Source records:
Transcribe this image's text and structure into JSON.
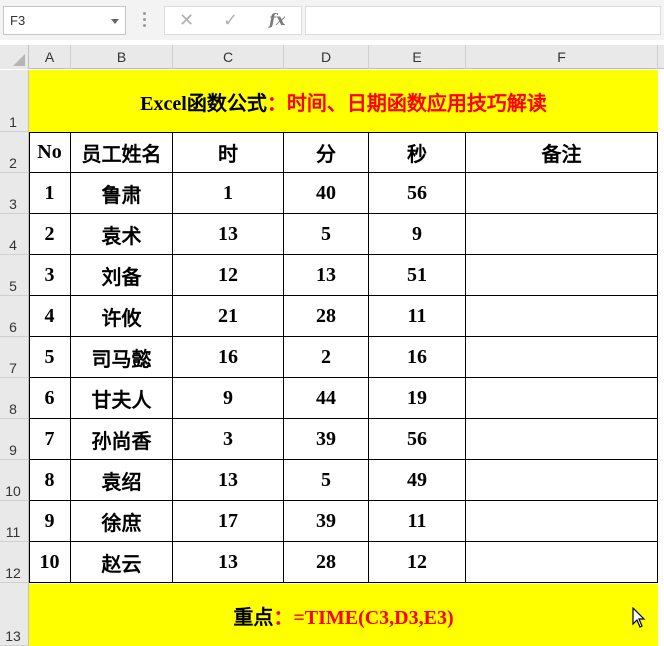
{
  "formula_bar": {
    "name_box": "F3",
    "cancel_icon": "✕",
    "enter_icon": "✓",
    "function_icon": "fx",
    "formula": ""
  },
  "columns": [
    "A",
    "B",
    "C",
    "D",
    "E",
    "F"
  ],
  "rows": [
    "1",
    "2",
    "3",
    "4",
    "5",
    "6",
    "7",
    "8",
    "9",
    "10",
    "11",
    "12",
    "13"
  ],
  "sheet": {
    "title_black": "Excel函数公式",
    "title_red": "：时间、日期函数应用技巧解读",
    "headers": [
      "No",
      "员工姓名",
      "时",
      "分",
      "秒",
      "备注"
    ],
    "records": [
      [
        "1",
        "鲁肃",
        "1",
        "40",
        "56",
        ""
      ],
      [
        "2",
        "袁术",
        "13",
        "5",
        "9",
        ""
      ],
      [
        "3",
        "刘备",
        "12",
        "13",
        "51",
        ""
      ],
      [
        "4",
        "许攸",
        "21",
        "28",
        "11",
        ""
      ],
      [
        "5",
        "司马懿",
        "16",
        "2",
        "16",
        ""
      ],
      [
        "6",
        "甘夫人",
        "9",
        "44",
        "19",
        ""
      ],
      [
        "7",
        "孙尚香",
        "3",
        "39",
        "56",
        ""
      ],
      [
        "8",
        "袁绍",
        "13",
        "5",
        "49",
        ""
      ],
      [
        "9",
        "徐庶",
        "17",
        "39",
        "11",
        ""
      ],
      [
        "10",
        "赵云",
        "13",
        "28",
        "12",
        ""
      ]
    ],
    "footer_black": "重点",
    "footer_red": "：=TIME(C3,D3,E3)"
  },
  "colors": {
    "banner_fill": "#ffff00",
    "accent_red": "#ff0000"
  }
}
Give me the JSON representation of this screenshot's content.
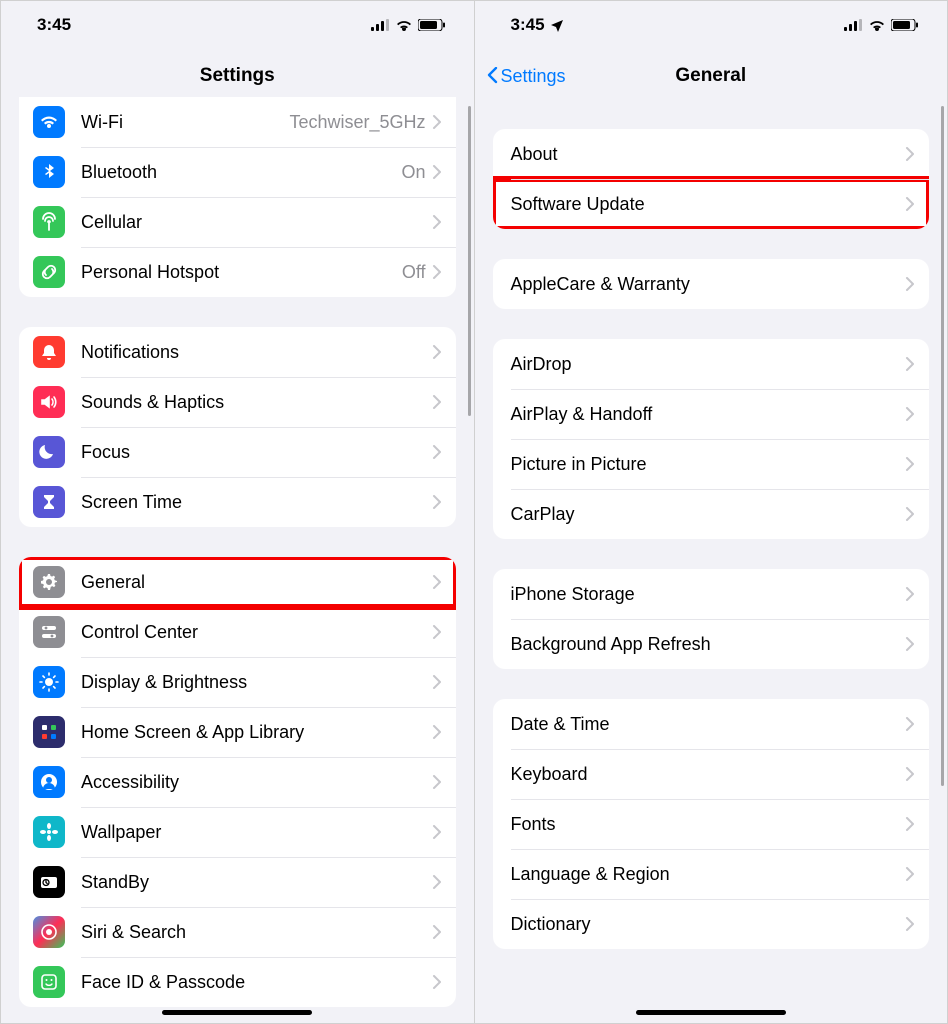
{
  "status": {
    "time": "3:45",
    "location_icon": true
  },
  "left": {
    "title": "Settings",
    "groups": [
      {
        "partialTop": true,
        "rows": [
          {
            "id": "wifi",
            "icon": "ic-wifi",
            "glyph": "wifi",
            "label": "Wi-Fi",
            "value": "Techwiser_5GHz"
          },
          {
            "id": "bluetooth",
            "icon": "ic-bt",
            "glyph": "bt",
            "label": "Bluetooth",
            "value": "On"
          },
          {
            "id": "cellular",
            "icon": "ic-cell",
            "glyph": "cell",
            "label": "Cellular",
            "value": ""
          },
          {
            "id": "hotspot",
            "icon": "ic-hotspot",
            "glyph": "link",
            "label": "Personal Hotspot",
            "value": "Off"
          }
        ]
      },
      {
        "rows": [
          {
            "id": "notifications",
            "icon": "ic-notif",
            "glyph": "bell",
            "label": "Notifications"
          },
          {
            "id": "sounds",
            "icon": "ic-sound",
            "glyph": "speaker",
            "label": "Sounds & Haptics"
          },
          {
            "id": "focus",
            "icon": "ic-focus",
            "glyph": "moon",
            "label": "Focus"
          },
          {
            "id": "screentime",
            "icon": "ic-screen",
            "glyph": "hourglass",
            "label": "Screen Time"
          }
        ]
      },
      {
        "rows": [
          {
            "id": "general",
            "icon": "ic-general",
            "glyph": "gear",
            "label": "General",
            "highlight": true
          },
          {
            "id": "controlcenter",
            "icon": "ic-cc",
            "glyph": "sliders",
            "label": "Control Center"
          },
          {
            "id": "display",
            "icon": "ic-display",
            "glyph": "sun",
            "label": "Display & Brightness"
          },
          {
            "id": "homescreen",
            "icon": "ic-home",
            "glyph": "grid",
            "label": "Home Screen & App Library"
          },
          {
            "id": "accessibility",
            "icon": "ic-access",
            "glyph": "person",
            "label": "Accessibility"
          },
          {
            "id": "wallpaper",
            "icon": "ic-wall",
            "glyph": "flower",
            "label": "Wallpaper"
          },
          {
            "id": "standby",
            "icon": "ic-standby",
            "glyph": "clock",
            "label": "StandBy"
          },
          {
            "id": "siri",
            "icon": "ic-siri",
            "glyph": "siri",
            "label": "Siri & Search"
          },
          {
            "id": "faceid",
            "icon": "ic-face",
            "glyph": "face",
            "label": "Face ID & Passcode"
          }
        ]
      }
    ]
  },
  "right": {
    "title": "General",
    "back": "Settings",
    "groups": [
      {
        "rows": [
          {
            "id": "about",
            "label": "About"
          },
          {
            "id": "software-update",
            "label": "Software Update",
            "highlight": true
          }
        ]
      },
      {
        "rows": [
          {
            "id": "applecare",
            "label": "AppleCare & Warranty"
          }
        ]
      },
      {
        "rows": [
          {
            "id": "airdrop",
            "label": "AirDrop"
          },
          {
            "id": "airplay",
            "label": "AirPlay & Handoff"
          },
          {
            "id": "pip",
            "label": "Picture in Picture"
          },
          {
            "id": "carplay",
            "label": "CarPlay"
          }
        ]
      },
      {
        "rows": [
          {
            "id": "storage",
            "label": "iPhone Storage"
          },
          {
            "id": "bgrefresh",
            "label": "Background App Refresh"
          }
        ]
      },
      {
        "rows": [
          {
            "id": "datetime",
            "label": "Date & Time"
          },
          {
            "id": "keyboard",
            "label": "Keyboard"
          },
          {
            "id": "fonts",
            "label": "Fonts"
          },
          {
            "id": "language",
            "label": "Language & Region"
          },
          {
            "id": "dictionary",
            "label": "Dictionary"
          }
        ]
      }
    ]
  }
}
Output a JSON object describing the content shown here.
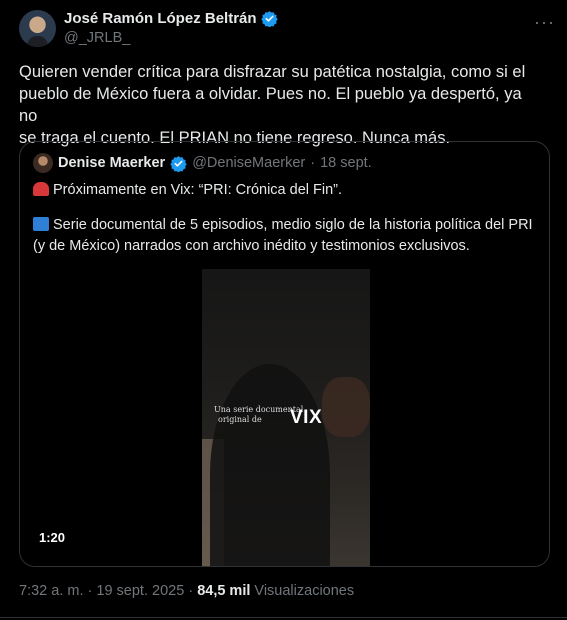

Your goal:
In the entries above, find each line with the word "value" and show it.

Response:
            "value": "Techwiser_5GHz"
            "value": "On"
            "value": ""
            "value": "Off"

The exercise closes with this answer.